• [Directions for this task]
Work through the material below line by line and say how many lines include the word "JSON". Only the number, please.

• [Materials provided]

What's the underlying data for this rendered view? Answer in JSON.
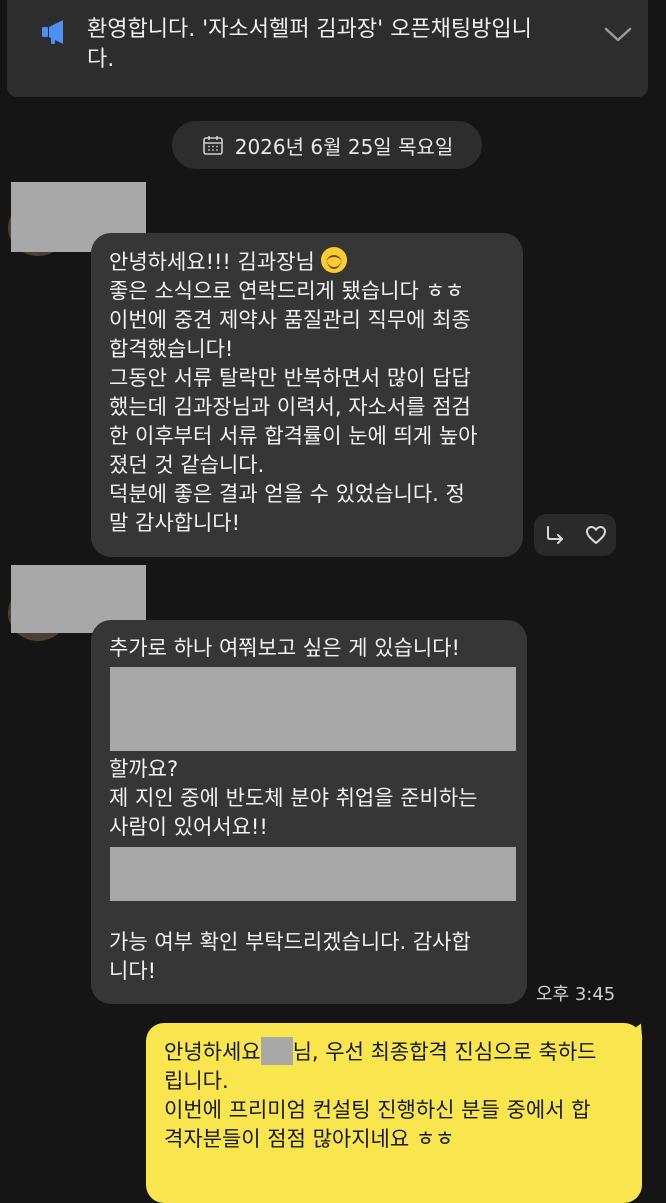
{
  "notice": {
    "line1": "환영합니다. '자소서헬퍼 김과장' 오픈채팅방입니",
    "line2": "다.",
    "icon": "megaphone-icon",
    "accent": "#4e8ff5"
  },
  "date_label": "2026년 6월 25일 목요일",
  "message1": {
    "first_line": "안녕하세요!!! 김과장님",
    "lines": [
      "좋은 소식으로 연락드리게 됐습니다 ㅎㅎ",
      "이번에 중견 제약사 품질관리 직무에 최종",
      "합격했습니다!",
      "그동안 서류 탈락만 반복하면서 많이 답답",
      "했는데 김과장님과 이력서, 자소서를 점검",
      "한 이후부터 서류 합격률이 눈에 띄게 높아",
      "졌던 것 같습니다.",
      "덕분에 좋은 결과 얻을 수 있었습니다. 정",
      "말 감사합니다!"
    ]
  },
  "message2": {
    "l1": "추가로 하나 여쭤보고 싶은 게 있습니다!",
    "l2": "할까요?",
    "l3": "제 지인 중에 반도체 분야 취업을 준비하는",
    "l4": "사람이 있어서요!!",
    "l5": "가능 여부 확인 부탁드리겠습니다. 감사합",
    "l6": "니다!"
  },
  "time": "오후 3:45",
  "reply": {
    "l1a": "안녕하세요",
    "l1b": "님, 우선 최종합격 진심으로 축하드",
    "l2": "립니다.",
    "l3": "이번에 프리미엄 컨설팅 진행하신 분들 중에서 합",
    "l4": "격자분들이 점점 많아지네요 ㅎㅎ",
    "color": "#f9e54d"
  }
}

--

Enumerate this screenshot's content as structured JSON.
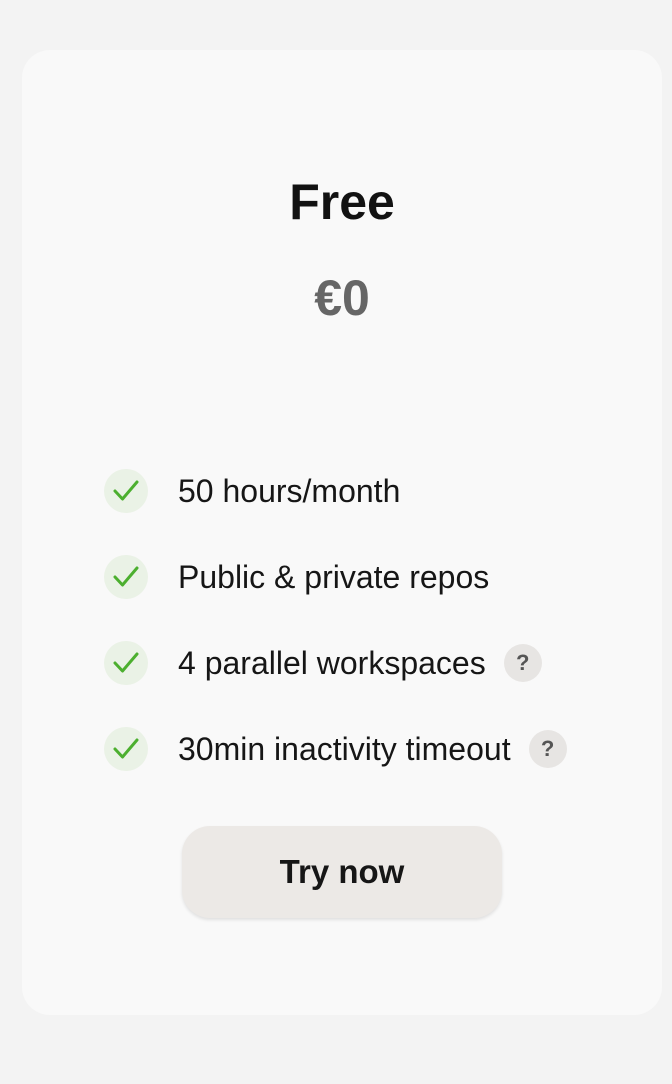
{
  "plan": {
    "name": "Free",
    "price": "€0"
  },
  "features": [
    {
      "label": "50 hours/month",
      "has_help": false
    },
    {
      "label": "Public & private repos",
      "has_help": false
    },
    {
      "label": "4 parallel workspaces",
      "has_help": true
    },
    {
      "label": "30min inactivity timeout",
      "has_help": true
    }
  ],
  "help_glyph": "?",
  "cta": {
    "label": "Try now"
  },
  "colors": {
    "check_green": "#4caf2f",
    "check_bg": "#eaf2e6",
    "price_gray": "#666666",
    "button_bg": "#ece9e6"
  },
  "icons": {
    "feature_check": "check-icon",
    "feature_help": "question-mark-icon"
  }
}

--

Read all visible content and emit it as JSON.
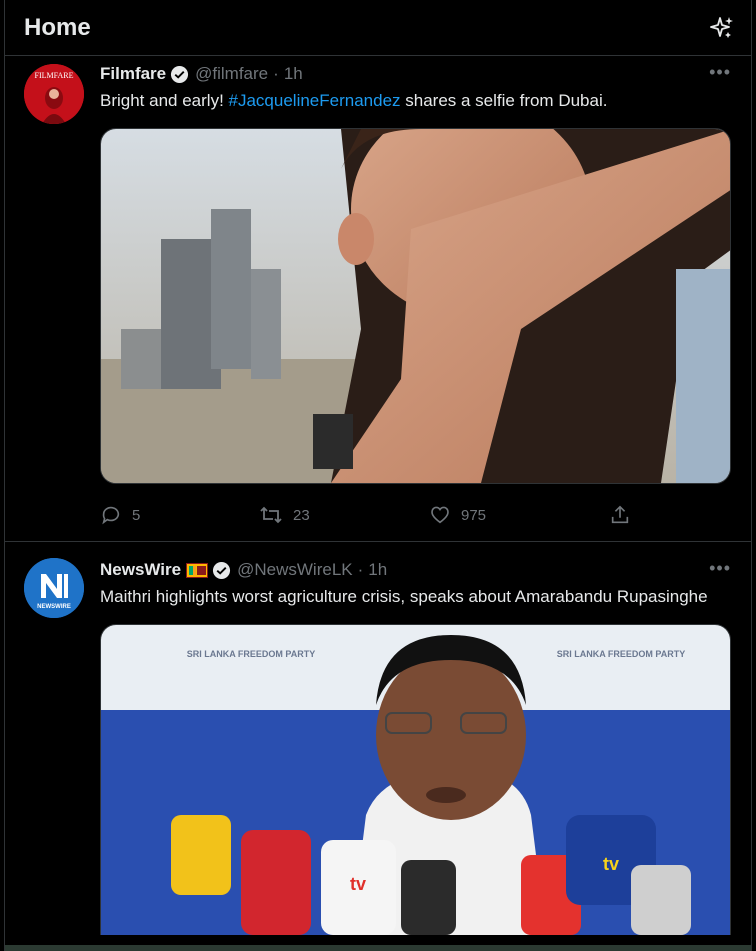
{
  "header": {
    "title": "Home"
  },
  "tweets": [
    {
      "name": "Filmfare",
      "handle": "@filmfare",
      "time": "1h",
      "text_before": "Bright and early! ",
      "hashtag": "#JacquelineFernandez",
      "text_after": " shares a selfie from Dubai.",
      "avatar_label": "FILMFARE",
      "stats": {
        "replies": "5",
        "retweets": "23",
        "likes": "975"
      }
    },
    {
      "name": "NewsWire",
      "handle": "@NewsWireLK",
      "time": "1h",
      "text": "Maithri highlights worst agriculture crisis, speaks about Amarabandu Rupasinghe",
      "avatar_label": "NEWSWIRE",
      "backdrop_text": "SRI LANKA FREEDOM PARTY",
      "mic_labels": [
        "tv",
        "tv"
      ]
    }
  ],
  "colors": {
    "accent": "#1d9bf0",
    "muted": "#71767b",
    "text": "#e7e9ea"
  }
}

• [Answer to the problem]
3